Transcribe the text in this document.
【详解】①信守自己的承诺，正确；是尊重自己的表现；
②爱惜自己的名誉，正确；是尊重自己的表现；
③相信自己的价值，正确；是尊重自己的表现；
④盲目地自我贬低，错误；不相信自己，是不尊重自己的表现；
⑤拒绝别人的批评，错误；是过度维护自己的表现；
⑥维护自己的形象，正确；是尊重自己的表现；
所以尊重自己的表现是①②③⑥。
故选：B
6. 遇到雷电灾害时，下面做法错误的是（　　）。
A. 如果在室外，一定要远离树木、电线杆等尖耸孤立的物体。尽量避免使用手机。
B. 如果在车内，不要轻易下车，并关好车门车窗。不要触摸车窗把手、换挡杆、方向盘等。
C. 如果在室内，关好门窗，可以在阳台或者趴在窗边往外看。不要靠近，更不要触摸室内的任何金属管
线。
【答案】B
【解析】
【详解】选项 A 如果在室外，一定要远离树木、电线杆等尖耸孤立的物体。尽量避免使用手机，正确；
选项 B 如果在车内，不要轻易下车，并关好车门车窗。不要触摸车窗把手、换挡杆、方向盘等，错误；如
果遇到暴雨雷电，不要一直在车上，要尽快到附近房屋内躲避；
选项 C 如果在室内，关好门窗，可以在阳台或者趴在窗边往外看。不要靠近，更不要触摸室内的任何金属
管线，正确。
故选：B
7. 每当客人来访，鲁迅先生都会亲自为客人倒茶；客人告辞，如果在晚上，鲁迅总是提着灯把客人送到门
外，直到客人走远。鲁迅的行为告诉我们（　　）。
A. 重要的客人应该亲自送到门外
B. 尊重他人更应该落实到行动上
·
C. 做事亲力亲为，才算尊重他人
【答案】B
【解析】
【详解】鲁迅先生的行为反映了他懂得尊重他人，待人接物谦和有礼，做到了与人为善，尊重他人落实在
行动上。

━━━━━━━━━━

Problem to work on:
Copy each record from above without leaving any out.

Reply:
Transcribe the text in this document.
【详解】①信守自己的承诺，正确；是尊重自己的表现；
②爱惜自己的名誉，正确；是尊重自己的表现；
③相信自己的价值，正确；是尊重自己的表现；
④盲目地自我贬低，错误；不相信自己，是不尊重自己的表现；
⑤拒绝别人的批评，错误；是过度维护自己的表现；
⑥维护自己的形象，正确；是尊重自己的表现；
所以尊重自己的表现是①②③⑥。
故选：B
6. 遇到雷电灾害时，下面做法错误的是（　　）。
A. 如果在室外，一定要远离树木、电线杆等尖耸孤立的物体。尽量避免使用手机。
B. 如果在车内，不要轻易下车，并关好车门车窗。不要触摸车窗把手、换挡杆、方向盘等。
C. 如果在室内，关好门窗，可以在阳台或者趴在窗边往外看。不要靠近，更不要触摸室内的任何金属管
线。
【答案】B
【解析】
【详解】选项 A 如果在室外，一定要远离树木、电线杆等尖耸孤立的物体。尽量避免使用手机，正确；
选项 B 如果在车内，不要轻易下车，并关好车门车窗。不要触摸车窗把手、换挡杆、方向盘等，错误；如
果遇到暴雨雷电，不要一直在车上，要尽快到附近房屋内躲避；
选项 C 如果在室内，关好门窗，可以在阳台或者趴在窗边往外看。不要靠近，更不要触摸室内的任何金属
管线，正确。
故选：B
7. 每当客人来访，鲁迅先生都会亲自为客人倒茶；客人告辞，如果在晚上，鲁迅总是提着灯把客人送到门
外，直到客人走远。鲁迅的行为告诉我们（　　）。
A. 重要的客人应该亲自送到门外
B. 尊重他人更应该落实到行动上
·
C. 做事亲力亲为，才算尊重他人
【答案】B
【解析】
【详解】鲁迅先生的行为反映了他懂得尊重他人，待人接物谦和有礼，做到了与人为善，尊重他人落实在
行动上。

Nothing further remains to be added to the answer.